Task goal
Scan the material that follows. Copy every line containing the word "Configuration".

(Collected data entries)
══════════
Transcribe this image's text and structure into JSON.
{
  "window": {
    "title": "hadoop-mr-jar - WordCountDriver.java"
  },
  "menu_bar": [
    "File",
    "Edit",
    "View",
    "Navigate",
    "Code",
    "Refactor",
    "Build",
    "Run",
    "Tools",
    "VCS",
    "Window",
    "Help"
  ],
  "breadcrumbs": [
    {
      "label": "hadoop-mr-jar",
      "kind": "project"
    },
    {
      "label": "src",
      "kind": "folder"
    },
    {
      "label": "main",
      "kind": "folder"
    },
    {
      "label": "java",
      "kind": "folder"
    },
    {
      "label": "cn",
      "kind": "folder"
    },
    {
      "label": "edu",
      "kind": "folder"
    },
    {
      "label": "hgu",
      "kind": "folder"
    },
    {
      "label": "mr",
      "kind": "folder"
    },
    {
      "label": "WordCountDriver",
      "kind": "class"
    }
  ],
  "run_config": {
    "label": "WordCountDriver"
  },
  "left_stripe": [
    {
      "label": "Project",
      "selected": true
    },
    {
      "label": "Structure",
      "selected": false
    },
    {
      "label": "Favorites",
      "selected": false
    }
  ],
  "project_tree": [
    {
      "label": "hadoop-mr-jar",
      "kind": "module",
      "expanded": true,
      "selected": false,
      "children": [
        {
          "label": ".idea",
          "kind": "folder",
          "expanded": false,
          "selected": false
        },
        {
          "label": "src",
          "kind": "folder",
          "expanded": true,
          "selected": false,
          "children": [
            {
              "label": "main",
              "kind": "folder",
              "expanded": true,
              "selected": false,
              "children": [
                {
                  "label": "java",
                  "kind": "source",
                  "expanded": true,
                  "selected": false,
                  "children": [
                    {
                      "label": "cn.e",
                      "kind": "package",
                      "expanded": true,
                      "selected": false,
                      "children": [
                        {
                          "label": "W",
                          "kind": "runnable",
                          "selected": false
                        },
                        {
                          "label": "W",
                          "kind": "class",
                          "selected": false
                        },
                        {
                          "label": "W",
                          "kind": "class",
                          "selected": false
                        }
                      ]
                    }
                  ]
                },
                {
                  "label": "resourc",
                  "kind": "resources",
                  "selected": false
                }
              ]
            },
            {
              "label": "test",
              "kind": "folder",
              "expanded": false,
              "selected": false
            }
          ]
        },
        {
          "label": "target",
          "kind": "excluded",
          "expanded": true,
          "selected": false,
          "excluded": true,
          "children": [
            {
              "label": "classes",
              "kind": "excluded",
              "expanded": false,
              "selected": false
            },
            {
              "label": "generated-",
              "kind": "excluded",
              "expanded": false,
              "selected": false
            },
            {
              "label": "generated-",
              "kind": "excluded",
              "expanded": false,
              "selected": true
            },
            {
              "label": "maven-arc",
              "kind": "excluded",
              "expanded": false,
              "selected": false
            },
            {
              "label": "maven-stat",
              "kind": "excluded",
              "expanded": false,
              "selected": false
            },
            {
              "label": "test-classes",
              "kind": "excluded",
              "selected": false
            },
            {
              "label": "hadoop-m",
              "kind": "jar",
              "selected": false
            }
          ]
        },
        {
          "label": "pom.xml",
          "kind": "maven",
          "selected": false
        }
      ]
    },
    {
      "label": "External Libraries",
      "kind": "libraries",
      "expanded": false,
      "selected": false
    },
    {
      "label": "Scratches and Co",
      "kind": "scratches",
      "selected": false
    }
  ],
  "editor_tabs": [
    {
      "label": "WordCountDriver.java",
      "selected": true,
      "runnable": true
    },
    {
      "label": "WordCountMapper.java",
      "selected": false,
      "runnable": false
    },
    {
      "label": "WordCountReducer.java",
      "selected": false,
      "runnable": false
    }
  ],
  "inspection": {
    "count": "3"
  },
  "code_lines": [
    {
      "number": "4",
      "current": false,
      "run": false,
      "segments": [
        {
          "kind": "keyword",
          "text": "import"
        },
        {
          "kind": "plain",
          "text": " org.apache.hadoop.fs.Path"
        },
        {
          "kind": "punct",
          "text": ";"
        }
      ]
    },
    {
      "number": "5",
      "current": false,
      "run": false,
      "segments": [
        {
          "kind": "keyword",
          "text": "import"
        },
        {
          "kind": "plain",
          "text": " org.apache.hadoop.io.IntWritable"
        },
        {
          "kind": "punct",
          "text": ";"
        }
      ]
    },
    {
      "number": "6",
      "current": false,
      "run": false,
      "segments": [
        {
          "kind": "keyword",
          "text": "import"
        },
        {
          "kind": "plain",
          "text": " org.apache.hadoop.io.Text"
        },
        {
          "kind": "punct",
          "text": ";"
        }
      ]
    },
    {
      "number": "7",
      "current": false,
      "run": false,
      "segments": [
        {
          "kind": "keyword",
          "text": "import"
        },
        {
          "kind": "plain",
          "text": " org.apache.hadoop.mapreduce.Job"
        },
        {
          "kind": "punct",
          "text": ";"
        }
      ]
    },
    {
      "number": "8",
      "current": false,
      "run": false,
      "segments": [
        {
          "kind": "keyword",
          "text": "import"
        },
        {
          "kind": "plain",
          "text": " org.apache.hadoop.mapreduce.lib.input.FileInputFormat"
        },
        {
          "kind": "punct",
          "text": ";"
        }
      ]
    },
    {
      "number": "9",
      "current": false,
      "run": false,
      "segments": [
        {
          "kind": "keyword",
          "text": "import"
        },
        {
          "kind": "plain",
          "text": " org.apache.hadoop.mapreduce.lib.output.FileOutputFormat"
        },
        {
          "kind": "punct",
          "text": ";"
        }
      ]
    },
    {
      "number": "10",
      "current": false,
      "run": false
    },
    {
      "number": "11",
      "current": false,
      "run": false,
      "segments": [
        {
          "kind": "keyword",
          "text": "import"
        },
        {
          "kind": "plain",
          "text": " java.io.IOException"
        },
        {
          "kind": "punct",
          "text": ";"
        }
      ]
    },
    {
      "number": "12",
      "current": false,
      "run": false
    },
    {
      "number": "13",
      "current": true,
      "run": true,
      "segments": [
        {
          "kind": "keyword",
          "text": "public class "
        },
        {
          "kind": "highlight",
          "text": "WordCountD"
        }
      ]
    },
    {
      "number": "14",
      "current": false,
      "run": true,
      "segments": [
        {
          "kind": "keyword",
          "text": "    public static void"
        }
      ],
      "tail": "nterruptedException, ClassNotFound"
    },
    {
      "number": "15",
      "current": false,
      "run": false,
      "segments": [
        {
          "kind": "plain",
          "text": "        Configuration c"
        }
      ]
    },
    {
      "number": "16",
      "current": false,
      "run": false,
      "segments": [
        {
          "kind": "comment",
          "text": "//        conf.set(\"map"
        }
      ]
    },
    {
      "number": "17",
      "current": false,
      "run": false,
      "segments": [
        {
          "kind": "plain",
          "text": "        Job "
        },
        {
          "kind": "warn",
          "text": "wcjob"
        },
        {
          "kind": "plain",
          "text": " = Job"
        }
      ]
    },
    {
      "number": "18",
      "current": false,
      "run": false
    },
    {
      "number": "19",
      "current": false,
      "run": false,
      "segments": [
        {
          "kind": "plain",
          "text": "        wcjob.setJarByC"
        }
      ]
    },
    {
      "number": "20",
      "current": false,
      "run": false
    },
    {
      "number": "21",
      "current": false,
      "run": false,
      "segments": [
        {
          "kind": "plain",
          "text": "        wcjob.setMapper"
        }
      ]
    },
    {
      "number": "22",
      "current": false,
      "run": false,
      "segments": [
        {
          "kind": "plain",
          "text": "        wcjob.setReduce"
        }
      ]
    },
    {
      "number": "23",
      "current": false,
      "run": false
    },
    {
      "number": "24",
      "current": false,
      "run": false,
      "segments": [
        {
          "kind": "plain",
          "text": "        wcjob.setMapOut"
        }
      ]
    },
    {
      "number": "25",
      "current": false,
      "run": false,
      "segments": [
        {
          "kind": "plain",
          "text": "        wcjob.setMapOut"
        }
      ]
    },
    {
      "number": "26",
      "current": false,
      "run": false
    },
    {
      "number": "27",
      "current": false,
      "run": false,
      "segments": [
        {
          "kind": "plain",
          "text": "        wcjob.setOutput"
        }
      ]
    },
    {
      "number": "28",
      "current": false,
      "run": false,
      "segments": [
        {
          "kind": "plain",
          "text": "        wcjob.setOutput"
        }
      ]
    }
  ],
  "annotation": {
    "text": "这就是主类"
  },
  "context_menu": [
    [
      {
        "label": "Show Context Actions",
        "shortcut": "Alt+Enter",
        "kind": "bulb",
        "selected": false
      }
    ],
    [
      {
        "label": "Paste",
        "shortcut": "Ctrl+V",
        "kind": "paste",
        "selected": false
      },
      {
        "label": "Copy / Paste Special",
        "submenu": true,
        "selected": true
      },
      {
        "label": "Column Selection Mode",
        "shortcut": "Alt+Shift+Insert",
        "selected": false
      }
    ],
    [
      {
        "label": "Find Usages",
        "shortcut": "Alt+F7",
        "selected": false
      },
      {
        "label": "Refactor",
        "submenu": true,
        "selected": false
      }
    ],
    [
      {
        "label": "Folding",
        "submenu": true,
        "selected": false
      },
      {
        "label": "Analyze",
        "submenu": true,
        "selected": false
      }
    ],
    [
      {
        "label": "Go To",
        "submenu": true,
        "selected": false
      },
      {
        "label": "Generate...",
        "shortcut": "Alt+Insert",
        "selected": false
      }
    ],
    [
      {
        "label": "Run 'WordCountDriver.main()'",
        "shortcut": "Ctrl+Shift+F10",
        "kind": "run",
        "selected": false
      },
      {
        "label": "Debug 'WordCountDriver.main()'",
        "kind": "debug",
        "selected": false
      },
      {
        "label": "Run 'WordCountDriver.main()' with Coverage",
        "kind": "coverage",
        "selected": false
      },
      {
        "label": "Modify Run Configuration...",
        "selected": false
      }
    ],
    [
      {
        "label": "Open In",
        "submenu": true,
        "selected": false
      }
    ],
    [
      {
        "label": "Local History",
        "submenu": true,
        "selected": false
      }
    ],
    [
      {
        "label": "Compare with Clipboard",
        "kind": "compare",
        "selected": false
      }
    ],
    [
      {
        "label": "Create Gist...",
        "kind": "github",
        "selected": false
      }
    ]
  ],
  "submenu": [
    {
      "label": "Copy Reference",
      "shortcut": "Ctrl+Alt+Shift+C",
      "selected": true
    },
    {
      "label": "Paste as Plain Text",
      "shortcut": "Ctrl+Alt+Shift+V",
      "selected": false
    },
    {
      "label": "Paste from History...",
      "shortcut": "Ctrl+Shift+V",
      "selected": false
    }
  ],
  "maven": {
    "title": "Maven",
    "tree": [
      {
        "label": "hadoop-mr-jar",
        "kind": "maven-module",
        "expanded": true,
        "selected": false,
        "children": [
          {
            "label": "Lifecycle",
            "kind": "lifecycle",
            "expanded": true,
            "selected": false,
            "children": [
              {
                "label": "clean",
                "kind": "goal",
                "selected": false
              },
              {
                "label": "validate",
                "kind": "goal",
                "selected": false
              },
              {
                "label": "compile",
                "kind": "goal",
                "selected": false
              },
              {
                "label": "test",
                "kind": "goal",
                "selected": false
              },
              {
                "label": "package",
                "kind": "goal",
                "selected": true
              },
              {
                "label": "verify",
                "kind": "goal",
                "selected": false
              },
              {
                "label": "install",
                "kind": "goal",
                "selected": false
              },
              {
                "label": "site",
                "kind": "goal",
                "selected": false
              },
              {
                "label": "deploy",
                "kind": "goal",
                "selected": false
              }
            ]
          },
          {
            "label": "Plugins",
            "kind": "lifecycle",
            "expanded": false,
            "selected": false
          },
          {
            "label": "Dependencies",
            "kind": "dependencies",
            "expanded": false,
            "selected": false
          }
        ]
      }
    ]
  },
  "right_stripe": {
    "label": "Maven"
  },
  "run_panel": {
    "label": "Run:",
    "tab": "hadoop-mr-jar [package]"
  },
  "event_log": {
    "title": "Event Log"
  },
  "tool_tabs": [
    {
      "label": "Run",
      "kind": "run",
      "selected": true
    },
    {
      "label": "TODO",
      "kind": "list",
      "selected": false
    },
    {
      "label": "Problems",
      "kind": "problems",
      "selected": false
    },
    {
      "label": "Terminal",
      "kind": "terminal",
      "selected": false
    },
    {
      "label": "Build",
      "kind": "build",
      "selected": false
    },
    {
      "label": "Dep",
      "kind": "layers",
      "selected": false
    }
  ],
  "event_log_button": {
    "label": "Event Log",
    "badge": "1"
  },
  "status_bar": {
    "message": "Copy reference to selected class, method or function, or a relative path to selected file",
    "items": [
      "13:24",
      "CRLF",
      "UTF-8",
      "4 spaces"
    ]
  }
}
══════════
Task answer
          "text": "        Configuration c"
        "label": "Modify Run Configuration...",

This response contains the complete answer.